Images excluded, repeat each entry below exactly.
Data rows start
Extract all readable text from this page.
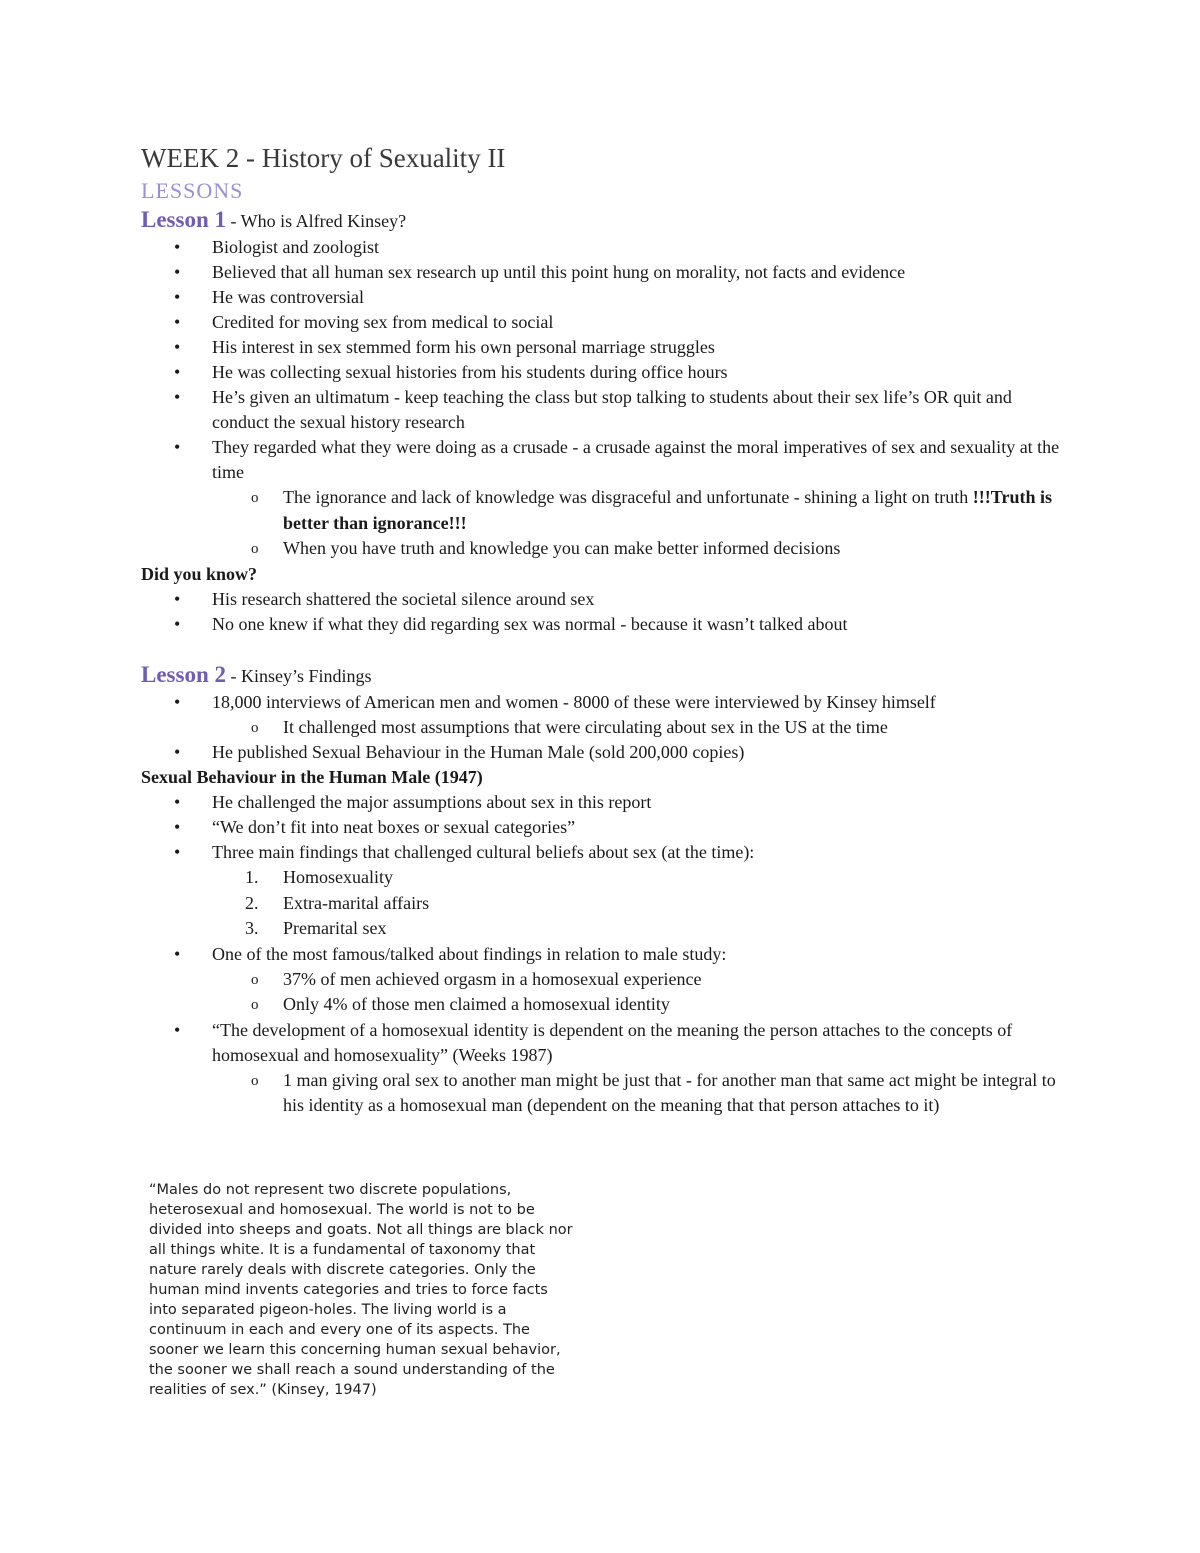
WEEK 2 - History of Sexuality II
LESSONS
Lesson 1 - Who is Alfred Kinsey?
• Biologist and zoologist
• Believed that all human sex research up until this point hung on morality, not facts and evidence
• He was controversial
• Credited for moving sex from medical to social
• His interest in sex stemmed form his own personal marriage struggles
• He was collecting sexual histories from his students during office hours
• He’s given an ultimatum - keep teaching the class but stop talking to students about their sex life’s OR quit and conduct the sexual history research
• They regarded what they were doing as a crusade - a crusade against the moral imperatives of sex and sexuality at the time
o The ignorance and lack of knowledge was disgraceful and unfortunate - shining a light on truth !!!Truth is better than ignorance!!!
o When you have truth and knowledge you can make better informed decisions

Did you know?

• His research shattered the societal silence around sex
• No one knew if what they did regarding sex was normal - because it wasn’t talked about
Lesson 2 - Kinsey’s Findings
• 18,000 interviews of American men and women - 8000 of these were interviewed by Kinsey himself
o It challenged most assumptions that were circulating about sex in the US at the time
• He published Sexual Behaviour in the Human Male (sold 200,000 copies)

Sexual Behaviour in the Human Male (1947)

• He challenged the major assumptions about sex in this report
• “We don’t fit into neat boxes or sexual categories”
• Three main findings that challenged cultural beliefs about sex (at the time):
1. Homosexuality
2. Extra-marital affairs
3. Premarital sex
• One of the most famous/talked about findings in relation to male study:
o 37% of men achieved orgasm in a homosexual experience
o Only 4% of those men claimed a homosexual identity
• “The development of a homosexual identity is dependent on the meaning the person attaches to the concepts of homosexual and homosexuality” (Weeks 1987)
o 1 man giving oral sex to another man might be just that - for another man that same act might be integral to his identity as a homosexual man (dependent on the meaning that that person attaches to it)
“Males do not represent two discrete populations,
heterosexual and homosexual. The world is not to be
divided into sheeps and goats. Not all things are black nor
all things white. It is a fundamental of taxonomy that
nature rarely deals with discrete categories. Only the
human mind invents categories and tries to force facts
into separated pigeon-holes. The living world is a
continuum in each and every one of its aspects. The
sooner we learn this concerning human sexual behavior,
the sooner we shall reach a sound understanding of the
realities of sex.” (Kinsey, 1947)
Data rows end
The result:
Extract all readable text from this page.
WEEK 2 - History of Sexuality II
LESSONS
Lesson 1 - Who is Alfred Kinsey?
• Biologist and zoologist
• Believed that all human sex research up until this point hung on morality, not facts and evidence
• He was controversial
• Credited for moving sex from medical to social
• His interest in sex stemmed form his own personal marriage struggles
• He was collecting sexual histories from his students during office hours
• He’s given an ultimatum - keep teaching the class but stop talking to students about their sex life’s OR quit and conduct the sexual history research
• They regarded what they were doing as a crusade - a crusade against the moral imperatives of sex and sexuality at the time
o The ignorance and lack of knowledge was disgraceful and unfortunate - shining a light on truth !!!Truth is better than ignorance!!!
o When you have truth and knowledge you can make better informed decisions

Did you know?

• His research shattered the societal silence around sex
• No one knew if what they did regarding sex was normal - because it wasn’t talked about
Lesson 2 - Kinsey’s Findings
• 18,000 interviews of American men and women - 8000 of these were interviewed by Kinsey himself
o It challenged most assumptions that were circulating about sex in the US at the time
• He published Sexual Behaviour in the Human Male (sold 200,000 copies)

Sexual Behaviour in the Human Male (1947)

• He challenged the major assumptions about sex in this report
• “We don’t fit into neat boxes or sexual categories”
• Three main findings that challenged cultural beliefs about sex (at the time):
1. Homosexuality
2. Extra-marital affairs
3. Premarital sex
• One of the most famous/talked about findings in relation to male study:
o 37% of men achieved orgasm in a homosexual experience
o Only 4% of those men claimed a homosexual identity
• “The development of a homosexual identity is dependent on the meaning the person attaches to the concepts of homosexual and homosexuality” (Weeks 1987)
o 1 man giving oral sex to another man might be just that - for another man that same act might be integral to his identity as a homosexual man (dependent on the meaning that that person attaches to it)
“Males do not represent two discrete populations,
heterosexual and homosexual. The world is not to be
divided into sheeps and goats. Not all things are black nor
all things white. It is a fundamental of taxonomy that
nature rarely deals with discrete categories. Only the
human mind invents categories and tries to force facts
into separated pigeon-holes. The living world is a
continuum in each and every one of its aspects. The
sooner we learn this concerning human sexual behavior,
the sooner we shall reach a sound understanding of the
realities of sex.” (Kinsey, 1947)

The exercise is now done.